**Description of the task**:
Pictures do not belong in the copy; quote every entry below exactly.

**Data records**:
* Start *
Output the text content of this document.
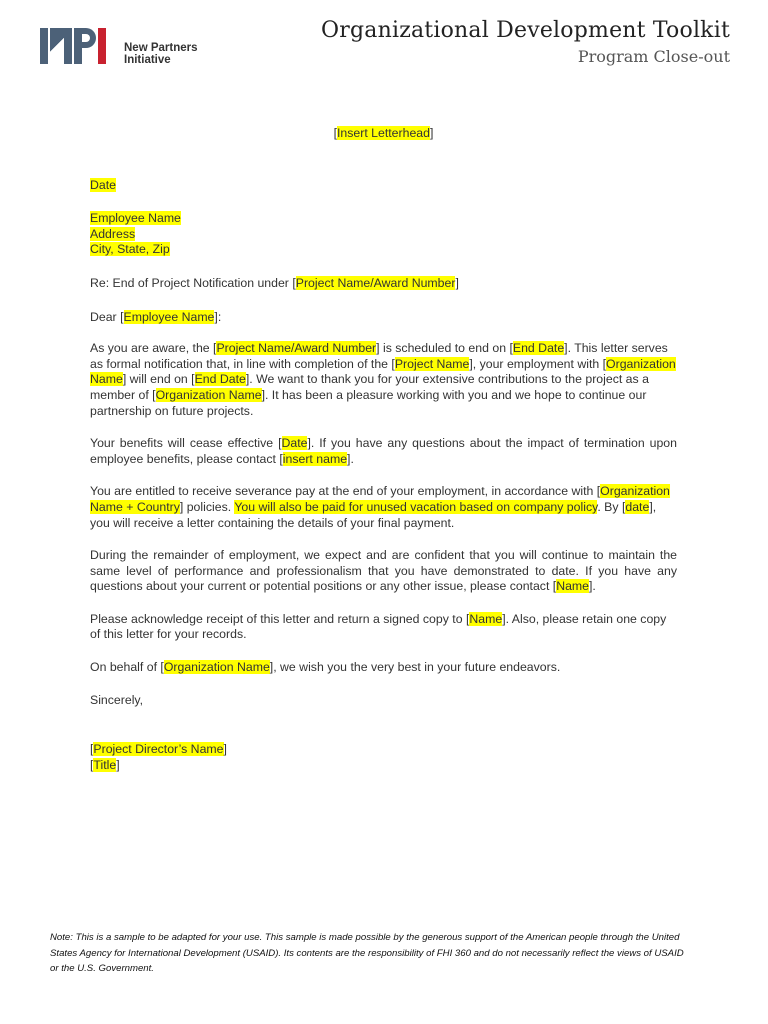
New Partners
Initiative
Organizational Development Toolkit
Program Close-out

[Insert Letterhead]

Date

Employee Name
Address
City, State, Zip

Re: End of Project Notification under [Project Name/Award Number]

Dear [Employee Name]:

As you are aware, the [Project Name/Award Number] is scheduled to end on [End Date]. This letter serves as formal notification that, in line with completion of the [Project Name], your employment with [Organization Name] will end on [End Date]. We want to thank you for your extensive contributions to the project as a member of [Organization Name]. It has been a pleasure working with you and we hope to continue our partnership on future projects.

Your benefits will cease effective [Date]. If you have any questions about the impact of termination upon employee benefits, please contact [insert name].

You are entitled to receive severance pay at the end of your employment, in accordance with [Organization Name + Country] policies. You will also be paid for unused vacation based on company policy. By [date], you will receive a letter containing the details of your final payment.

During the remainder of employment, we expect and are confident that you will continue to maintain the same level of performance and professionalism that you have demonstrated to date. If you have any questions about your current or potential positions or any other issue, please contact [Name].

Please acknowledge receipt of this letter and return a signed copy to [Name]. Also, please retain one copy of this letter for your records.

On behalf of [Organization Name], we wish you the very best in your future endeavors.

Sincerely,

[Project Director’s Name]
[Title]
Note: This is a sample to be adapted for your use. This sample is made possible by the generous support of the American people through the United States Agency for International Development (USAID). Its contents are the responsibility of FHI 360 and do not necessarily reflect the views of USAID or the U.S. Government.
* End *
**Task result**:
Output the text content of this document.
New Partners
Initiative
Organizational Development Toolkit
Program Close-out

[Insert Letterhead]

Date

Employee Name
Address
City, State, Zip

Re: End of Project Notification under [Project Name/Award Number]

Dear [Employee Name]:

As you are aware, the [Project Name/Award Number] is scheduled to end on [End Date]. This letter serves as formal notification that, in line with completion of the [Project Name], your employment with [Organization Name] will end on [End Date]. We want to thank you for your extensive contributions to the project as a member of [Organization Name]. It has been a pleasure working with you and we hope to continue our partnership on future projects.

Your benefits will cease effective [Date]. If you have any questions about the impact of termination upon employee benefits, please contact [insert name].

You are entitled to receive severance pay at the end of your employment, in accordance with [Organization Name + Country] policies. You will also be paid for unused vacation based on company policy. By [date], you will receive a letter containing the details of your final payment.

During the remainder of employment, we expect and are confident that you will continue to maintain the same level of performance and professionalism that you have demonstrated to date. If you have any questions about your current or potential positions or any other issue, please contact [Name].

Please acknowledge receipt of this letter and return a signed copy to [Name]. Also, please retain one copy of this letter for your records.

On behalf of [Organization Name], we wish you the very best in your future endeavors.

Sincerely,

[Project Director’s Name]
[Title]
Note: This is a sample to be adapted for your use. This sample is made possible by the generous support of the American people through the United States Agency for International Development (USAID). Its contents are the responsibility of FHI 360 and do not necessarily reflect the views of USAID or the U.S. Government.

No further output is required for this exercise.